What the task asks - Set down each entry from the block beneath, exactly as written.

◆ ◆ ◆

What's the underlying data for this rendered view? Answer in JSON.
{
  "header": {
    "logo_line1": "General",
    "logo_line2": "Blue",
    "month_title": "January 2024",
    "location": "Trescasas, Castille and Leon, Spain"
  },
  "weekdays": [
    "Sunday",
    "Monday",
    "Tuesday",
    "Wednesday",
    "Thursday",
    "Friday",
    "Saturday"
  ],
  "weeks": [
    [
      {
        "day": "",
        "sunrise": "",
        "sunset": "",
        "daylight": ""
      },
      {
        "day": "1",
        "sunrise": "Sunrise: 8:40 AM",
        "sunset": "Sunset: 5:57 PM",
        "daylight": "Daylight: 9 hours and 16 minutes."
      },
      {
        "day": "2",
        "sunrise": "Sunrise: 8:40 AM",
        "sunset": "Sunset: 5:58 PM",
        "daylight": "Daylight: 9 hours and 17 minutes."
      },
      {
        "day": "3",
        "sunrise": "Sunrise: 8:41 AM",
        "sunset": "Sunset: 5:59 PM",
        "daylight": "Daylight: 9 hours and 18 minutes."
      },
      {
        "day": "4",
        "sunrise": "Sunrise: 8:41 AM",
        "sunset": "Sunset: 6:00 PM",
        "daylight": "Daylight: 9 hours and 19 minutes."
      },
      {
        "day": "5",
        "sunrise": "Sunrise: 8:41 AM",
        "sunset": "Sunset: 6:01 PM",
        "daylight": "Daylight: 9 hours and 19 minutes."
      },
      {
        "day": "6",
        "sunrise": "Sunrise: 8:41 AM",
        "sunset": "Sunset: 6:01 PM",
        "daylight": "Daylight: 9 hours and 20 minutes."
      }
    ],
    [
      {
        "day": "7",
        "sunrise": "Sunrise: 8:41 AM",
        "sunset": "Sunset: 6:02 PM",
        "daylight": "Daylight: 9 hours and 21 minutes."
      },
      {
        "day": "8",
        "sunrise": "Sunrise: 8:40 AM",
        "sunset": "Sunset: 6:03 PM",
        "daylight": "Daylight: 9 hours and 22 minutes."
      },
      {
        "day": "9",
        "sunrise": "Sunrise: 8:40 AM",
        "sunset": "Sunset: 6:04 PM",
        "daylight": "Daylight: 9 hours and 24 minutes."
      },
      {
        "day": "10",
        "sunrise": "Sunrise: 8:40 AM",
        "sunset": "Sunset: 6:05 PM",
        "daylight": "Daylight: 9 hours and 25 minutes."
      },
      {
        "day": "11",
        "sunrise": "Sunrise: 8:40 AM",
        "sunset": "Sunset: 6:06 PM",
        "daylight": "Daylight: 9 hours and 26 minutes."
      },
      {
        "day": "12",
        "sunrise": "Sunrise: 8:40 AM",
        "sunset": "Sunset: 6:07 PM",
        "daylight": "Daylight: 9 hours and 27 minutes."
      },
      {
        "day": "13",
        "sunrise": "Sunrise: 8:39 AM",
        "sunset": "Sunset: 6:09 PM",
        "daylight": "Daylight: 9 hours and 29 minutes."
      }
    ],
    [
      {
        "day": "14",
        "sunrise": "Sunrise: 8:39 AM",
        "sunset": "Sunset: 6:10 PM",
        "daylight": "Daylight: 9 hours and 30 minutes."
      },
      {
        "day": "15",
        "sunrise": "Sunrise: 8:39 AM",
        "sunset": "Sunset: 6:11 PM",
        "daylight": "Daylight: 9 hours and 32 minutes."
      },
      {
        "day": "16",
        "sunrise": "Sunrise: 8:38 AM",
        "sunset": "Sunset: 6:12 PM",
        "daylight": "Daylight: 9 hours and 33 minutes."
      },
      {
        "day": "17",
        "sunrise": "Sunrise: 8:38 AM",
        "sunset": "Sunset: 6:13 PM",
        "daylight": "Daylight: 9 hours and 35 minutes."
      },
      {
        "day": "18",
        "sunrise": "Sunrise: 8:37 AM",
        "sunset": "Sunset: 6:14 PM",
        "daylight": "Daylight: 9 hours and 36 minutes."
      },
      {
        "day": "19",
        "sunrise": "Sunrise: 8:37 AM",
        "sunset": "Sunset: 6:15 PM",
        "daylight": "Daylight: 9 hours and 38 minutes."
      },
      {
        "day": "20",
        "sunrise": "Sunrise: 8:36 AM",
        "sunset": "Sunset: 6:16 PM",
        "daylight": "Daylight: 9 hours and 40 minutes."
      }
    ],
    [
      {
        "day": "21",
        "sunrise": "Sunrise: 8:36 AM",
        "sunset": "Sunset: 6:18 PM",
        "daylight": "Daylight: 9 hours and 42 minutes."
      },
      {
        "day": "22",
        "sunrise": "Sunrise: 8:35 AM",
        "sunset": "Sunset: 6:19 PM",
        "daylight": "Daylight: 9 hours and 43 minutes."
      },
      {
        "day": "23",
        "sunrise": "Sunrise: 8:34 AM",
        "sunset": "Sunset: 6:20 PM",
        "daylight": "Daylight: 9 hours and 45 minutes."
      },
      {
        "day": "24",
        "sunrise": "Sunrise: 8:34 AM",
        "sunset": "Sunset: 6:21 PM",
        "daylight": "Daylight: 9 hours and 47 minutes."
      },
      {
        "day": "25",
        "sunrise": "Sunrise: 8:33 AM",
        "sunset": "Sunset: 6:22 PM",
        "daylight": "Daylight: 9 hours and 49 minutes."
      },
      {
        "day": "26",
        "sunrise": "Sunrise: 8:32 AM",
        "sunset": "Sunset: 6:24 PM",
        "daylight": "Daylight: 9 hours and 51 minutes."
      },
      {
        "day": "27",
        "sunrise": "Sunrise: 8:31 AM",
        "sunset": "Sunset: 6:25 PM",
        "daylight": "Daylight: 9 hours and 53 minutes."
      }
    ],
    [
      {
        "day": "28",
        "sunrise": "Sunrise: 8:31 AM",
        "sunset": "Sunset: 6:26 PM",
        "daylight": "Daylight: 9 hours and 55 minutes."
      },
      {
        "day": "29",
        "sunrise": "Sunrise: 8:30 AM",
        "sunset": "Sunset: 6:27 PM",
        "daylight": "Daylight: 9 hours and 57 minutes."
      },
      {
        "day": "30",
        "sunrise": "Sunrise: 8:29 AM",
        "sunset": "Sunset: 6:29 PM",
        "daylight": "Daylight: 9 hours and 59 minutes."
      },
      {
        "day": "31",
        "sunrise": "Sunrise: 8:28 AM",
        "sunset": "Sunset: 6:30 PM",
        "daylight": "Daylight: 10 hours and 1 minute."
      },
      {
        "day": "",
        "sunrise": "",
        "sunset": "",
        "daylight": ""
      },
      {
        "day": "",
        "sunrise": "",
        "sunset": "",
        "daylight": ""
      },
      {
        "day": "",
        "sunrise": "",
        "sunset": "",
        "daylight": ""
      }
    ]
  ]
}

◆ ◆ ◆

The output -
What's the underlying data for this rendered view? Answer in JSON.
{
  "header": {
    "logo_line1": "General",
    "logo_line2": "Blue",
    "month_title": "January 2024",
    "location": "Trescasas, Castille and Leon, Spain"
  },
  "weekdays": [
    "Sunday",
    "Monday",
    "Tuesday",
    "Wednesday",
    "Thursday",
    "Friday",
    "Saturday"
  ],
  "weeks": [
    [
      {
        "day": "",
        "sunrise": "",
        "sunset": "",
        "daylight": ""
      },
      {
        "day": "1",
        "sunrise": "Sunrise: 8:40 AM",
        "sunset": "Sunset: 5:57 PM",
        "daylight": "Daylight: 9 hours and 16 minutes."
      },
      {
        "day": "2",
        "sunrise": "Sunrise: 8:40 AM",
        "sunset": "Sunset: 5:58 PM",
        "daylight": "Daylight: 9 hours and 17 minutes."
      },
      {
        "day": "3",
        "sunrise": "Sunrise: 8:41 AM",
        "sunset": "Sunset: 5:59 PM",
        "daylight": "Daylight: 9 hours and 18 minutes."
      },
      {
        "day": "4",
        "sunrise": "Sunrise: 8:41 AM",
        "sunset": "Sunset: 6:00 PM",
        "daylight": "Daylight: 9 hours and 19 minutes."
      },
      {
        "day": "5",
        "sunrise": "Sunrise: 8:41 AM",
        "sunset": "Sunset: 6:01 PM",
        "daylight": "Daylight: 9 hours and 19 minutes."
      },
      {
        "day": "6",
        "sunrise": "Sunrise: 8:41 AM",
        "sunset": "Sunset: 6:01 PM",
        "daylight": "Daylight: 9 hours and 20 minutes."
      }
    ],
    [
      {
        "day": "7",
        "sunrise": "Sunrise: 8:41 AM",
        "sunset": "Sunset: 6:02 PM",
        "daylight": "Daylight: 9 hours and 21 minutes."
      },
      {
        "day": "8",
        "sunrise": "Sunrise: 8:40 AM",
        "sunset": "Sunset: 6:03 PM",
        "daylight": "Daylight: 9 hours and 22 minutes."
      },
      {
        "day": "9",
        "sunrise": "Sunrise: 8:40 AM",
        "sunset": "Sunset: 6:04 PM",
        "daylight": "Daylight: 9 hours and 24 minutes."
      },
      {
        "day": "10",
        "sunrise": "Sunrise: 8:40 AM",
        "sunset": "Sunset: 6:05 PM",
        "daylight": "Daylight: 9 hours and 25 minutes."
      },
      {
        "day": "11",
        "sunrise": "Sunrise: 8:40 AM",
        "sunset": "Sunset: 6:06 PM",
        "daylight": "Daylight: 9 hours and 26 minutes."
      },
      {
        "day": "12",
        "sunrise": "Sunrise: 8:40 AM",
        "sunset": "Sunset: 6:07 PM",
        "daylight": "Daylight: 9 hours and 27 minutes."
      },
      {
        "day": "13",
        "sunrise": "Sunrise: 8:39 AM",
        "sunset": "Sunset: 6:09 PM",
        "daylight": "Daylight: 9 hours and 29 minutes."
      }
    ],
    [
      {
        "day": "14",
        "sunrise": "Sunrise: 8:39 AM",
        "sunset": "Sunset: 6:10 PM",
        "daylight": "Daylight: 9 hours and 30 minutes."
      },
      {
        "day": "15",
        "sunrise": "Sunrise: 8:39 AM",
        "sunset": "Sunset: 6:11 PM",
        "daylight": "Daylight: 9 hours and 32 minutes."
      },
      {
        "day": "16",
        "sunrise": "Sunrise: 8:38 AM",
        "sunset": "Sunset: 6:12 PM",
        "daylight": "Daylight: 9 hours and 33 minutes."
      },
      {
        "day": "17",
        "sunrise": "Sunrise: 8:38 AM",
        "sunset": "Sunset: 6:13 PM",
        "daylight": "Daylight: 9 hours and 35 minutes."
      },
      {
        "day": "18",
        "sunrise": "Sunrise: 8:37 AM",
        "sunset": "Sunset: 6:14 PM",
        "daylight": "Daylight: 9 hours and 36 minutes."
      },
      {
        "day": "19",
        "sunrise": "Sunrise: 8:37 AM",
        "sunset": "Sunset: 6:15 PM",
        "daylight": "Daylight: 9 hours and 38 minutes."
      },
      {
        "day": "20",
        "sunrise": "Sunrise: 8:36 AM",
        "sunset": "Sunset: 6:16 PM",
        "daylight": "Daylight: 9 hours and 40 minutes."
      }
    ],
    [
      {
        "day": "21",
        "sunrise": "Sunrise: 8:36 AM",
        "sunset": "Sunset: 6:18 PM",
        "daylight": "Daylight: 9 hours and 42 minutes."
      },
      {
        "day": "22",
        "sunrise": "Sunrise: 8:35 AM",
        "sunset": "Sunset: 6:19 PM",
        "daylight": "Daylight: 9 hours and 43 minutes."
      },
      {
        "day": "23",
        "sunrise": "Sunrise: 8:34 AM",
        "sunset": "Sunset: 6:20 PM",
        "daylight": "Daylight: 9 hours and 45 minutes."
      },
      {
        "day": "24",
        "sunrise": "Sunrise: 8:34 AM",
        "sunset": "Sunset: 6:21 PM",
        "daylight": "Daylight: 9 hours and 47 minutes."
      },
      {
        "day": "25",
        "sunrise": "Sunrise: 8:33 AM",
        "sunset": "Sunset: 6:22 PM",
        "daylight": "Daylight: 9 hours and 49 minutes."
      },
      {
        "day": "26",
        "sunrise": "Sunrise: 8:32 AM",
        "sunset": "Sunset: 6:24 PM",
        "daylight": "Daylight: 9 hours and 51 minutes."
      },
      {
        "day": "27",
        "sunrise": "Sunrise: 8:31 AM",
        "sunset": "Sunset: 6:25 PM",
        "daylight": "Daylight: 9 hours and 53 minutes."
      }
    ],
    [
      {
        "day": "28",
        "sunrise": "Sunrise: 8:31 AM",
        "sunset": "Sunset: 6:26 PM",
        "daylight": "Daylight: 9 hours and 55 minutes."
      },
      {
        "day": "29",
        "sunrise": "Sunrise: 8:30 AM",
        "sunset": "Sunset: 6:27 PM",
        "daylight": "Daylight: 9 hours and 57 minutes."
      },
      {
        "day": "30",
        "sunrise": "Sunrise: 8:29 AM",
        "sunset": "Sunset: 6:29 PM",
        "daylight": "Daylight: 9 hours and 59 minutes."
      },
      {
        "day": "31",
        "sunrise": "Sunrise: 8:28 AM",
        "sunset": "Sunset: 6:30 PM",
        "daylight": "Daylight: 10 hours and 1 minute."
      },
      {
        "day": "",
        "sunrise": "",
        "sunset": "",
        "daylight": ""
      },
      {
        "day": "",
        "sunrise": "",
        "sunset": "",
        "daylight": ""
      },
      {
        "day": "",
        "sunrise": "",
        "sunset": "",
        "daylight": ""
      }
    ]
  ]
}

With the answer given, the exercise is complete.